▸ EXCERPTED RECORDS:

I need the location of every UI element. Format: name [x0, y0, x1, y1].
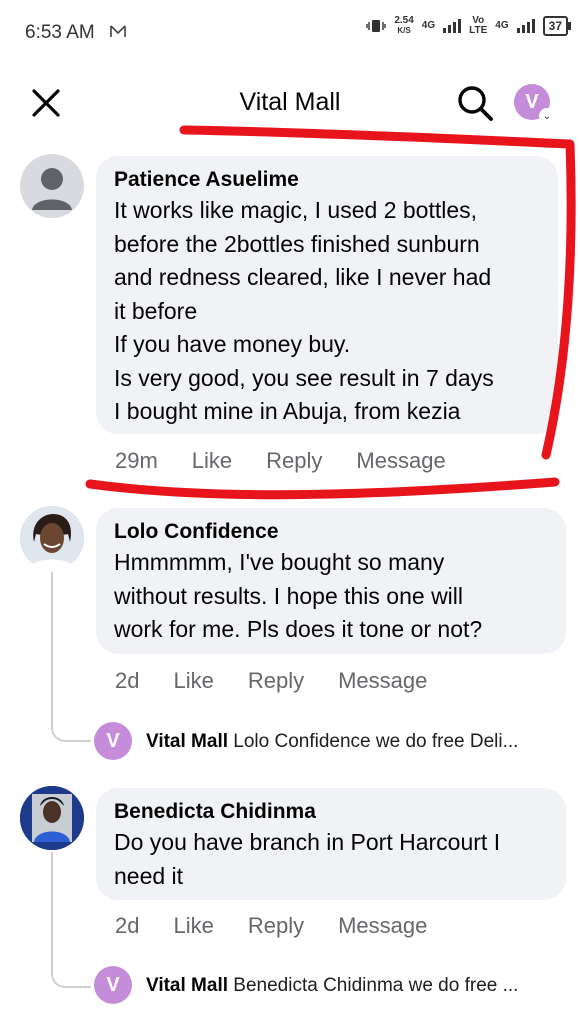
- message-button[interactable]: Message: [356, 448, 445, 474]
- comment-text-line: I bought mine in Abuja, from kezia: [114, 398, 461, 424]
- profile-photo: [20, 786, 84, 850]
- comment-text-line: without results. I hope this one will: [114, 582, 464, 609]
- comment-text-line: need it: [114, 862, 184, 889]
- vibrate-icon: [366, 20, 387, 32]
- avatar[interactable]: [20, 154, 84, 218]
- comment-text-line: work for me. Pls does it tone or not?: [114, 616, 483, 642]
- message-button[interactable]: Message: [338, 913, 427, 939]
- comment-text-line: before the 2bottles finished sunburn: [114, 230, 480, 257]
- reply-text: Lolo Confidence we do free Deli...: [233, 731, 519, 752]
- comment-timestamp: 2d: [115, 668, 140, 693]
- like-button[interactable]: Like: [173, 913, 213, 939]
- comment-text-line: and redness cleared, like I never had: [114, 264, 492, 290]
- comment-text-line: If you have money buy.: [114, 331, 351, 357]
- avatar[interactable]: [20, 506, 84, 570]
- profile-avatar-initial: V: [525, 90, 539, 113]
- comment-text-line: Hmmmmm, I've bought so many: [114, 549, 445, 575]
- like-button[interactable]: Like: [192, 448, 232, 474]
- reply-text: Benedicta Chidinma we do free ...: [233, 975, 519, 996]
- message-button[interactable]: Message: [338, 668, 427, 694]
- signal-bars-2-icon: [516, 19, 535, 33]
- thread-connector: [51, 852, 91, 988]
- reply-preview[interactable]: Vital Mall Benedicta Chidinma we do free…: [146, 975, 518, 997]
- status-bar: 6:53 AM 2.54 K/S 4G Vo LTE 4G 37: [0, 0, 580, 62]
- volte-bottom: LTE: [469, 25, 488, 36]
- comment-author[interactable]: Patience Asuelime: [114, 166, 540, 194]
- reply-button[interactable]: Reply: [248, 913, 304, 939]
- comment-text-line: Is very good, you see result in 7 days: [114, 364, 494, 391]
- status-icons: 2.54 K/S 4G Vo LTE 4G 37: [366, 16, 572, 36]
- reply-avatar-initial: V: [106, 729, 120, 752]
- reply-avatar[interactable]: V: [94, 966, 132, 1004]
- battery-icon: 37: [542, 16, 572, 36]
- reply-button[interactable]: Reply: [266, 448, 322, 474]
- mail-icon: [110, 25, 126, 37]
- comment-actions: 2d Like Reply Message: [115, 668, 461, 694]
- comment-bubble: Lolo Confidence Hmmmmm, I've bought so m…: [96, 508, 566, 654]
- thread-connector: [51, 572, 91, 742]
- comment-timestamp: 29m: [115, 448, 158, 473]
- search-icon[interactable]: [455, 83, 495, 123]
- reply-preview[interactable]: Vital Mall Lolo Confidence we do free De…: [146, 731, 518, 753]
- status-time: 6:53 AM: [25, 22, 95, 43]
- header: Vital Mall V ⌄: [0, 62, 580, 142]
- comment-text-line: it before: [114, 297, 198, 324]
- volte-indicator: Vo LTE: [469, 16, 487, 36]
- reply-author: Vital Mall: [146, 731, 229, 752]
- profile-photo: [20, 506, 84, 570]
- reply-button[interactable]: Reply: [248, 668, 304, 694]
- default-avatar-icon: [32, 168, 72, 210]
- signal-bars-1-icon: [443, 19, 462, 33]
- comment-text-line: It works like magic, I used 2 bottles,: [114, 197, 478, 223]
- speed-unit: K/S: [397, 26, 411, 35]
- reply-avatar[interactable]: V: [94, 722, 132, 760]
- comment-author[interactable]: Benedicta Chidinma: [114, 798, 548, 826]
- network-speed: 2.54 K/S: [394, 16, 413, 36]
- like-button[interactable]: Like: [173, 668, 213, 694]
- reply-author: Vital Mall: [146, 975, 229, 996]
- network-type-2: 4G: [495, 20, 509, 31]
- comment-actions: 2d Like Reply Message: [115, 913, 461, 939]
- comment-bubble: Patience Asuelime It works like magic, I…: [96, 156, 558, 434]
- comment-bubble: Benedicta Chidinma Do you have branch in…: [96, 788, 566, 900]
- comment-timestamp: 2d: [115, 913, 140, 938]
- speed-value: 2.54: [394, 15, 414, 26]
- network-type-1: 4G: [421, 20, 436, 31]
- comment-author[interactable]: Lolo Confidence: [114, 518, 548, 546]
- comment-text-line: Do you have branch in Port Harcourt I: [114, 829, 501, 855]
- comment-actions: 29m Like Reply Message: [115, 448, 480, 474]
- avatar[interactable]: [20, 786, 84, 850]
- reply-avatar-initial: V: [106, 973, 120, 996]
- chevron-down-icon[interactable]: ⌄: [539, 108, 555, 124]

▸ WHAT IS BEING ASKED: Copy the data above line for line, with the pictures left out.

▸ EXERCISE RESPONSE:
I need the location of every UI element. Format: name [x0, y0, x1, y1].
- message-button[interactable]: Message: [356, 448, 445, 474]
- comment-text-line: I bought mine in Abuja, from kezia: [114, 398, 461, 424]
- profile-photo: [20, 786, 84, 850]
- comment-text-line: without results. I hope this one will: [114, 582, 464, 609]
- comment-text-line: need it: [114, 862, 184, 889]
- vibrate-icon: [366, 20, 387, 32]
- avatar[interactable]: [20, 154, 84, 218]
- comment-text-line: work for me. Pls does it tone or not?: [114, 616, 483, 642]
- message-button[interactable]: Message: [338, 913, 427, 939]
- comment-text-line: before the 2bottles finished sunburn: [114, 230, 480, 257]
- reply-text: Lolo Confidence we do free Deli...: [233, 731, 519, 752]
- comment-timestamp: 2d: [115, 668, 140, 693]
- like-button[interactable]: Like: [173, 913, 213, 939]
- comment-text-line: and redness cleared, like I never had: [114, 264, 492, 290]
- comment-text-line: If you have money buy.: [114, 331, 351, 357]
- avatar[interactable]: [20, 506, 84, 570]
- profile-avatar-initial: V: [525, 90, 539, 113]
- comment-text-line: Hmmmmm, I've bought so many: [114, 549, 445, 575]
- like-button[interactable]: Like: [192, 448, 232, 474]
- reply-text: Benedicta Chidinma we do free ...: [233, 975, 519, 996]
- message-button[interactable]: Message: [338, 668, 427, 694]
- signal-bars-2-icon: [516, 19, 535, 33]
- thread-connector: [51, 852, 91, 988]
- reply-preview[interactable]: Vital Mall Benedicta Chidinma we do free…: [146, 975, 518, 997]
- status-bar: 6:53 AM 2.54 K/S 4G Vo LTE 4G 37: [0, 0, 580, 62]
- volte-bottom: LTE: [469, 25, 488, 36]
- comment-author[interactable]: Patience Asuelime: [114, 166, 540, 194]
- reply-button[interactable]: Reply: [248, 913, 304, 939]
- comment-text-line: Is very good, you see result in 7 days: [114, 364, 494, 391]
- status-icons: 2.54 K/S 4G Vo LTE 4G 37: [366, 16, 572, 36]
- reply-avatar-initial: V: [106, 729, 120, 752]
- reply-avatar[interactable]: V: [94, 966, 132, 1004]
- battery-icon: 37: [542, 16, 572, 36]
- reply-button[interactable]: Reply: [266, 448, 322, 474]
- mail-icon: [110, 25, 126, 37]
- comment-actions: 2d Like Reply Message: [115, 668, 461, 694]
- comment-bubble: Lolo Confidence Hmmmmm, I've bought so m…: [96, 508, 566, 654]
- thread-connector: [51, 572, 91, 742]
- comment-timestamp: 29m: [115, 448, 158, 473]
- search-icon[interactable]: [455, 83, 495, 123]
- reply-preview[interactable]: Vital Mall Lolo Confidence we do free De…: [146, 731, 518, 753]
- status-time: 6:53 AM: [25, 22, 95, 43]
- header: Vital Mall V ⌄: [0, 62, 580, 142]
- comment-text-line: it before: [114, 297, 198, 324]
- volte-indicator: Vo LTE: [469, 16, 487, 36]
- reply-author: Vital Mall: [146, 731, 229, 752]
- profile-photo: [20, 506, 84, 570]
- reply-button[interactable]: Reply: [248, 668, 304, 694]
- default-avatar-icon: [32, 168, 72, 210]
- signal-bars-1-icon: [443, 19, 462, 33]
- comment-text-line: It works like magic, I used 2 bottles,: [114, 197, 478, 223]
- speed-unit: K/S: [397, 26, 411, 35]
- reply-avatar[interactable]: V: [94, 722, 132, 760]
- comment-author[interactable]: Benedicta Chidinma: [114, 798, 548, 826]
- network-speed: 2.54 K/S: [394, 16, 413, 36]
- like-button[interactable]: Like: [173, 668, 213, 694]
- reply-author: Vital Mall: [146, 975, 229, 996]
- network-type-2: 4G: [495, 20, 509, 31]
- comment-actions: 2d Like Reply Message: [115, 913, 461, 939]
- comment-bubble: Patience Asuelime It works like magic, I…: [96, 156, 558, 434]
- comment-bubble: Benedicta Chidinma Do you have branch in…: [96, 788, 566, 900]
- comment-timestamp: 2d: [115, 913, 140, 938]
- speed-value: 2.54: [394, 15, 414, 26]
- network-type-1: 4G: [421, 20, 436, 31]
- comment-author[interactable]: Lolo Confidence: [114, 518, 548, 546]
- comment-text-line: Do you have branch in Port Harcourt I: [114, 829, 501, 855]
- comment-actions: 29m Like Reply Message: [115, 448, 480, 474]
- avatar[interactable]: [20, 786, 84, 850]
- reply-avatar-initial: V: [106, 973, 120, 996]
- chevron-down-icon[interactable]: ⌄: [539, 108, 555, 124]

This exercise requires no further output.